Retype the records word for word, from the first line through the line that contains "136, 1010, 166]", including that line.

-- start of Records shown --

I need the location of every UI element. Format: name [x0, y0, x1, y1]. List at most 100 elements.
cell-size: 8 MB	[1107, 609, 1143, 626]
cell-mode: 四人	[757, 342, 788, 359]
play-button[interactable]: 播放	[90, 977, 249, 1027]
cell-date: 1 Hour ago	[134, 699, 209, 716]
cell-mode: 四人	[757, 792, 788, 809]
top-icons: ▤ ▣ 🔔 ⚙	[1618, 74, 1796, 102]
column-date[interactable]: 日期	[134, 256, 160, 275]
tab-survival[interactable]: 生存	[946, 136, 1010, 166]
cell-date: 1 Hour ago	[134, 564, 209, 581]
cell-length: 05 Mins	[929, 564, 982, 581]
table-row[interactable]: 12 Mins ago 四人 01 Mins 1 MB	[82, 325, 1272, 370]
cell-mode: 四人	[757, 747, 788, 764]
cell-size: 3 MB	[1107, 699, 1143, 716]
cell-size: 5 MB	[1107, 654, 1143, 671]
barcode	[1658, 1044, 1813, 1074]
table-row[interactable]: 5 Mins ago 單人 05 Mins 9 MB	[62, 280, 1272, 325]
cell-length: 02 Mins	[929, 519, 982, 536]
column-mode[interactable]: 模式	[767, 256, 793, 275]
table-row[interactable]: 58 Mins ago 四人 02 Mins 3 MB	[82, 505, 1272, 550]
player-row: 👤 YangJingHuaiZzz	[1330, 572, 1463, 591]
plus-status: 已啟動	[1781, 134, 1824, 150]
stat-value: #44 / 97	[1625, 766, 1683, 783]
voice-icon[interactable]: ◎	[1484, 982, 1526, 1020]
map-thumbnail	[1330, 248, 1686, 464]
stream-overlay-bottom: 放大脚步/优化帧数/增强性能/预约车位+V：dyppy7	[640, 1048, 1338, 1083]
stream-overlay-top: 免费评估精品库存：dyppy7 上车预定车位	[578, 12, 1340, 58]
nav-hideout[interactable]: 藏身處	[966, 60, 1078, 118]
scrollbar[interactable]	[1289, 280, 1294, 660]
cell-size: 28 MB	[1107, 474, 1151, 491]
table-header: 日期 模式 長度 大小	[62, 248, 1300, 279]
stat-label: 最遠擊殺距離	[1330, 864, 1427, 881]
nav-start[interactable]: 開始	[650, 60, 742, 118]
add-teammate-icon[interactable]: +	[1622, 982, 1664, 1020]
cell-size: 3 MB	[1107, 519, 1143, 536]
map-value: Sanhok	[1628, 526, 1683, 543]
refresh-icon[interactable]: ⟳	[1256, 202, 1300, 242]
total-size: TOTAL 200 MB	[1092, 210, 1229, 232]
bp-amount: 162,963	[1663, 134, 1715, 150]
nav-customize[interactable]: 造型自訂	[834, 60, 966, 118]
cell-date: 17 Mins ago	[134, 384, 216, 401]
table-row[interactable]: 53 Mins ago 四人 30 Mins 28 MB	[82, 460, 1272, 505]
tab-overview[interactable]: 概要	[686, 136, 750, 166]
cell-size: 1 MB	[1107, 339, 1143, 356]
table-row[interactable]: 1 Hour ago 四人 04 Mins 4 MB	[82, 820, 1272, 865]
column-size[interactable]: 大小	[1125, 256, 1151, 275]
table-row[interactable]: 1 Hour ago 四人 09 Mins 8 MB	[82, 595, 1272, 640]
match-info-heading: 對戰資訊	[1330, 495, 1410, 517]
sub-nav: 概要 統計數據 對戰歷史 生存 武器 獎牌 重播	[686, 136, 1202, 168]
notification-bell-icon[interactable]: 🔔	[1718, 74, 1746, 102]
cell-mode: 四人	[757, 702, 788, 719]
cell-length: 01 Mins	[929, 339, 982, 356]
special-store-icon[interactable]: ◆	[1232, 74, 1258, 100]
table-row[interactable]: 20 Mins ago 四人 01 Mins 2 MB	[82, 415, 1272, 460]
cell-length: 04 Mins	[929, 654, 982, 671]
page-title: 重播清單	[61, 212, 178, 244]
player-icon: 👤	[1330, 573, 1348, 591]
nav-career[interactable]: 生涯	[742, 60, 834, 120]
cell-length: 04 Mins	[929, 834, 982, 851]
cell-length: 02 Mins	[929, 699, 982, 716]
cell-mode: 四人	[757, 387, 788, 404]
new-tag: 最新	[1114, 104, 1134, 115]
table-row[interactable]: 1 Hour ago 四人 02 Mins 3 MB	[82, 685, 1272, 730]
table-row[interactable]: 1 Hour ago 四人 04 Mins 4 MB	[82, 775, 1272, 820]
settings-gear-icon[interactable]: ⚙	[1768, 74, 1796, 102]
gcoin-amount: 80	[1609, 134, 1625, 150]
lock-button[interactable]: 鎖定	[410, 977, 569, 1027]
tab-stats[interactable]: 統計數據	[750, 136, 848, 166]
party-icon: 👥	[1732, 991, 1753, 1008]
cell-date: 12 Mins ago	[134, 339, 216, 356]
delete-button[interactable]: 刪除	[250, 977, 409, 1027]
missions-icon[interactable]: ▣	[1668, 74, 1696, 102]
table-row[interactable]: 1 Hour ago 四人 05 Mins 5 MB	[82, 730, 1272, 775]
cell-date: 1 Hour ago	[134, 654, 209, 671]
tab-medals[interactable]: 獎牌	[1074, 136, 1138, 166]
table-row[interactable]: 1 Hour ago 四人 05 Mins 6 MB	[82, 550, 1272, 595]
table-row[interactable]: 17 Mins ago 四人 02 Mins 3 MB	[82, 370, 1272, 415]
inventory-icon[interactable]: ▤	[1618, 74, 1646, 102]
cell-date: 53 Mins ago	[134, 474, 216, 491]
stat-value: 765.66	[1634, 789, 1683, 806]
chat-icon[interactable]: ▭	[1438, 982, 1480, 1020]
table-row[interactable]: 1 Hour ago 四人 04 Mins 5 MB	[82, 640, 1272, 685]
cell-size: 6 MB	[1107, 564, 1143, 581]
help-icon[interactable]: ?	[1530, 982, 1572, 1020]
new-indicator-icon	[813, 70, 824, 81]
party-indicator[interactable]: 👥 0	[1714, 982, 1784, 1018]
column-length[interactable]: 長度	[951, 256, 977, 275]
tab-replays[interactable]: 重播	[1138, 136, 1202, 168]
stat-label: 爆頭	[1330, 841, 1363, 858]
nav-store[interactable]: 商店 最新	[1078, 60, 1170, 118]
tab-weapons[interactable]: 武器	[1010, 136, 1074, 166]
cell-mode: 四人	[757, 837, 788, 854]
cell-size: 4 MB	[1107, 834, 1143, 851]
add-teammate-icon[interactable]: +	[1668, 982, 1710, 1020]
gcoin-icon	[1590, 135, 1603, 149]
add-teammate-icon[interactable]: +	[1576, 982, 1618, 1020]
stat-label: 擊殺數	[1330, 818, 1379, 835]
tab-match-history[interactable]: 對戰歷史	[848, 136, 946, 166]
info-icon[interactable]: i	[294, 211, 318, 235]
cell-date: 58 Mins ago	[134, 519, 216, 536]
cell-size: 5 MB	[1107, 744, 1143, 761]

-- end of Records shown --

◆ Written solution ◆
I need the location of every UI element. Format: name [x0, y0, x1, y1]. List at most 100 elements.
cell-size: 8 MB	[1107, 609, 1143, 626]
cell-mode: 四人	[757, 342, 788, 359]
play-button[interactable]: 播放	[90, 977, 249, 1027]
cell-date: 1 Hour ago	[134, 699, 209, 716]
cell-mode: 四人	[757, 792, 788, 809]
top-icons: ▤ ▣ 🔔 ⚙	[1618, 74, 1796, 102]
column-date[interactable]: 日期	[134, 256, 160, 275]
tab-survival[interactable]: 生存	[946, 136, 1010, 166]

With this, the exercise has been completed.